(Dataset items)
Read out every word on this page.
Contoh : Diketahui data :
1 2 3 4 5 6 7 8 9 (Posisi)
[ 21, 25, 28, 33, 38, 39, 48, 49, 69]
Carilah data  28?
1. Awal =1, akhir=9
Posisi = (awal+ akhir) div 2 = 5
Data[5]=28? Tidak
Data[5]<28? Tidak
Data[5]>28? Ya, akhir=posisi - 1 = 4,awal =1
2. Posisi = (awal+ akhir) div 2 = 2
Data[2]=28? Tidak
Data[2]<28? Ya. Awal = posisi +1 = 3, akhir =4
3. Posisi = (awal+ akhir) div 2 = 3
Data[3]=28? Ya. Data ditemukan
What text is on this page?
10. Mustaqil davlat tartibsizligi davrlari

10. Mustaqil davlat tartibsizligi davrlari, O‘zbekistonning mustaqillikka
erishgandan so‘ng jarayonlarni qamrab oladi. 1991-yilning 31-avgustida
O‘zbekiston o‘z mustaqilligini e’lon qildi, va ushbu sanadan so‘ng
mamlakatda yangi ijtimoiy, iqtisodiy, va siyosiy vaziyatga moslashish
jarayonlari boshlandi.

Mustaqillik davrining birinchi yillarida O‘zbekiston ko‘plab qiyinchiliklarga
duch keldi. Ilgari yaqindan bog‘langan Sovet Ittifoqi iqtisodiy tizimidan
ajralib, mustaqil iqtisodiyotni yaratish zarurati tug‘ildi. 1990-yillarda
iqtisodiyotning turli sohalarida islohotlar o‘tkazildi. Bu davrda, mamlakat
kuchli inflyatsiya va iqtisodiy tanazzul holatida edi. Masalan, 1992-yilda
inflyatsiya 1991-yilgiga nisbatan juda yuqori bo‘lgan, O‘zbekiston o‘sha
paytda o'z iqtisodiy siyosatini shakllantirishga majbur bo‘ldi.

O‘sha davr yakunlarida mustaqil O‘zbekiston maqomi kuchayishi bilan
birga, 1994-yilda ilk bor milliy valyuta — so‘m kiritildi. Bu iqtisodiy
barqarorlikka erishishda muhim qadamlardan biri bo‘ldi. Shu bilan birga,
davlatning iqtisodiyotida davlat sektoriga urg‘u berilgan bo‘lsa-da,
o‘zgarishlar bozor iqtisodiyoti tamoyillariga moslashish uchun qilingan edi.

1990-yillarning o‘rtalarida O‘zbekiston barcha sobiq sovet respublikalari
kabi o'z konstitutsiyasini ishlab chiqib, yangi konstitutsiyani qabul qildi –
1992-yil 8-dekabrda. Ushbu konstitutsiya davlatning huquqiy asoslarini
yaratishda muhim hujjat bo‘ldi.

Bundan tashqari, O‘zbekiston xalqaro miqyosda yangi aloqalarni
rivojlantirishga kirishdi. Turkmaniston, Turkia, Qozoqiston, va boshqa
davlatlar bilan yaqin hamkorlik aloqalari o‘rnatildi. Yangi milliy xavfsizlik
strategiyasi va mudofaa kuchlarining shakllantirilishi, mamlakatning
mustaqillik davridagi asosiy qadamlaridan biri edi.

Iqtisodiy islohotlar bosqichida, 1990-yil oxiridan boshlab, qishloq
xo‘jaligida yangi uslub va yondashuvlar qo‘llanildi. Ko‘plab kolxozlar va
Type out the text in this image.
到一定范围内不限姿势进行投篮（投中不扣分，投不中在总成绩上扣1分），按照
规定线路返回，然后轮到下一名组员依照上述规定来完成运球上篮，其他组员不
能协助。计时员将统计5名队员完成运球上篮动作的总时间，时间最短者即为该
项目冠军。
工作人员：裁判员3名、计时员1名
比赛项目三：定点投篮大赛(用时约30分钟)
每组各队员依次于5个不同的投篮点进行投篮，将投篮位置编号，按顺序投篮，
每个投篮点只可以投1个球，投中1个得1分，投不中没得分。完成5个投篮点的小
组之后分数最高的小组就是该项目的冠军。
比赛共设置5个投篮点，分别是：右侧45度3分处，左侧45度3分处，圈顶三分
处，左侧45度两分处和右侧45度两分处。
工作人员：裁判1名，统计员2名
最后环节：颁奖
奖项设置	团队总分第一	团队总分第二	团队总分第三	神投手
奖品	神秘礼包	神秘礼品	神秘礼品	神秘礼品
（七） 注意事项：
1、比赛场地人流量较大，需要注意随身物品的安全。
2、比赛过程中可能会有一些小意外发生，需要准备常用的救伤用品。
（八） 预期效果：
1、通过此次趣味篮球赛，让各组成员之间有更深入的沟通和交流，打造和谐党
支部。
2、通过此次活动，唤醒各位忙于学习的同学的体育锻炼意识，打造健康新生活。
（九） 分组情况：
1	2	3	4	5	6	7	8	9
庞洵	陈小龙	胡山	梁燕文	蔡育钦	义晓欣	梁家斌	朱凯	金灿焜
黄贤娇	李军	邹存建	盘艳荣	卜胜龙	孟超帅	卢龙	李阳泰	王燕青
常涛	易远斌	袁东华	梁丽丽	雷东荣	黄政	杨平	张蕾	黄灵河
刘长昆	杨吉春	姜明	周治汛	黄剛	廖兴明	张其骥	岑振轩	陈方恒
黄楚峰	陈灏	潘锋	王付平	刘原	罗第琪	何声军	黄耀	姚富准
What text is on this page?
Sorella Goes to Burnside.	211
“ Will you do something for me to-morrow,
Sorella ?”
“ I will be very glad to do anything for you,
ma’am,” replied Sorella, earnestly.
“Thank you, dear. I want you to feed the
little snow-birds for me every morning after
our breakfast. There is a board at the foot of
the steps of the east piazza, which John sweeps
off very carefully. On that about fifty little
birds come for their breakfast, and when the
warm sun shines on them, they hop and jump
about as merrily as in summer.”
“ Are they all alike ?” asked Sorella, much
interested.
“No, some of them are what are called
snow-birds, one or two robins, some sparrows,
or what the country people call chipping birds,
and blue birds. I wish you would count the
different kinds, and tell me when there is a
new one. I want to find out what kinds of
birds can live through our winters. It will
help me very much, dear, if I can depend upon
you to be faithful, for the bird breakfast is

## [Instructions for the task]
Give only a number: how many lines of the data hold the string "they"?

## [Response to the task]
2